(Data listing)
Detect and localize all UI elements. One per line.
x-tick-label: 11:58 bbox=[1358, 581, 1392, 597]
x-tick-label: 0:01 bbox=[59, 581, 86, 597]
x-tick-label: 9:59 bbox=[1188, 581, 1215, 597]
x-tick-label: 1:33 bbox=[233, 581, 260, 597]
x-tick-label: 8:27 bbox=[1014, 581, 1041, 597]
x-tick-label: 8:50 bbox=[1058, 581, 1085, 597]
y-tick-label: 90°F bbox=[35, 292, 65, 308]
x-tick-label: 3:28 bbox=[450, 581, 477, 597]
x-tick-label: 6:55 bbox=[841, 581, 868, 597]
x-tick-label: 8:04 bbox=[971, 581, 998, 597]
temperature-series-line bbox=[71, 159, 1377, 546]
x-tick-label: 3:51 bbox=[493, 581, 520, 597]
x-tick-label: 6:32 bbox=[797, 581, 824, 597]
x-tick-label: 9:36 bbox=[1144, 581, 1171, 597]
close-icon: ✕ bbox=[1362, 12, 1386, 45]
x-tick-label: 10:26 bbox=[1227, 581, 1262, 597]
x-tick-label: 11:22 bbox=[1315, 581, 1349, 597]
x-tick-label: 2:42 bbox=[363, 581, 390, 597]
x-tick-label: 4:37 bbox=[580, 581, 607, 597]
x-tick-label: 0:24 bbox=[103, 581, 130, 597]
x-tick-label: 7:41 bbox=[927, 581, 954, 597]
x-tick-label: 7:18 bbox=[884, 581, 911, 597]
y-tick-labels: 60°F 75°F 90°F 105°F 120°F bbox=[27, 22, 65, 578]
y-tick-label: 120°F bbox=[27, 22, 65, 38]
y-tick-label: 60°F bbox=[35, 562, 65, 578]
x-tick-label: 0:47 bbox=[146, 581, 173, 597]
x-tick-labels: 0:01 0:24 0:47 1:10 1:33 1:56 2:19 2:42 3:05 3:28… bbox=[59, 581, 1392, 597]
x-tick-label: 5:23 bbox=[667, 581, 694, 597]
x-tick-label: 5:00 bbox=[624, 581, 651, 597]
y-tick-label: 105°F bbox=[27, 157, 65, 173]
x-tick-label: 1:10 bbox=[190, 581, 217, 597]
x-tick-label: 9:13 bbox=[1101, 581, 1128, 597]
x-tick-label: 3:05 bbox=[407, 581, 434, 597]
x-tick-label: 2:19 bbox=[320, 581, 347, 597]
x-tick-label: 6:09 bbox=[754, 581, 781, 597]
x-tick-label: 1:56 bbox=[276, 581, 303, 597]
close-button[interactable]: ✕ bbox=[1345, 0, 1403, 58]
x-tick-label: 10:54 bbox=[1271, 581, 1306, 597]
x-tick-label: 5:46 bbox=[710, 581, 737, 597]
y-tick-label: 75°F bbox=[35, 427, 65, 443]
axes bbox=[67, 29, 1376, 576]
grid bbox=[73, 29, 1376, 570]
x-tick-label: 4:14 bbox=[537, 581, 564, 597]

- **TASK DETAILS**
Reproduce every row above word for word, in the same order, with each one on its own line.

- **OUTPUT FOR THIS TASK**
Detect and localize all UI elements. One per line.
x-tick-label: 11:58 bbox=[1358, 581, 1392, 597]
x-tick-label: 0:01 bbox=[59, 581, 86, 597]
x-tick-label: 9:59 bbox=[1188, 581, 1215, 597]
x-tick-label: 1:33 bbox=[233, 581, 260, 597]
x-tick-label: 8:27 bbox=[1014, 581, 1041, 597]
x-tick-label: 8:50 bbox=[1058, 581, 1085, 597]
y-tick-label: 90°F bbox=[35, 292, 65, 308]
x-tick-label: 3:28 bbox=[450, 581, 477, 597]
x-tick-label: 6:55 bbox=[841, 581, 868, 597]
x-tick-label: 8:04 bbox=[971, 581, 998, 597]
temperature-series-line bbox=[71, 159, 1377, 546]
x-tick-label: 3:51 bbox=[493, 581, 520, 597]
x-tick-label: 6:32 bbox=[797, 581, 824, 597]
x-tick-label: 9:36 bbox=[1144, 581, 1171, 597]
close-icon: ✕ bbox=[1362, 12, 1386, 45]
x-tick-label: 10:26 bbox=[1227, 581, 1262, 597]
x-tick-label: 11:22 bbox=[1315, 581, 1349, 597]
x-tick-label: 2:42 bbox=[363, 581, 390, 597]
x-tick-label: 4:37 bbox=[580, 581, 607, 597]
x-tick-label: 0:24 bbox=[103, 581, 130, 597]
x-tick-label: 7:41 bbox=[927, 581, 954, 597]
x-tick-label: 7:18 bbox=[884, 581, 911, 597]
y-tick-labels: 60°F 75°F 90°F 105°F 120°F bbox=[27, 22, 65, 578]
y-tick-label: 120°F bbox=[27, 22, 65, 38]
y-tick-label: 60°F bbox=[35, 562, 65, 578]
x-tick-label: 0:47 bbox=[146, 581, 173, 597]
x-tick-labels: 0:01 0:24 0:47 1:10 1:33 1:56 2:19 2:42 3:05 3:28… bbox=[59, 581, 1392, 597]
x-tick-label: 5:23 bbox=[667, 581, 694, 597]
x-tick-label: 5:00 bbox=[624, 581, 651, 597]
y-tick-label: 105°F bbox=[27, 157, 65, 173]
x-tick-label: 1:10 bbox=[190, 581, 217, 597]
x-tick-label: 9:13 bbox=[1101, 581, 1128, 597]
x-tick-label: 3:05 bbox=[407, 581, 434, 597]
x-tick-label: 2:19 bbox=[320, 581, 347, 597]
x-tick-label: 6:09 bbox=[754, 581, 781, 597]
x-tick-label: 1:56 bbox=[276, 581, 303, 597]
close-button[interactable]: ✕ bbox=[1345, 0, 1403, 58]
x-tick-label: 10:54 bbox=[1271, 581, 1306, 597]
x-tick-label: 5:46 bbox=[710, 581, 737, 597]
y-tick-label: 75°F bbox=[35, 427, 65, 443]
axes bbox=[67, 29, 1376, 576]
grid bbox=[73, 29, 1376, 570]
x-tick-label: 4:14 bbox=[537, 581, 564, 597]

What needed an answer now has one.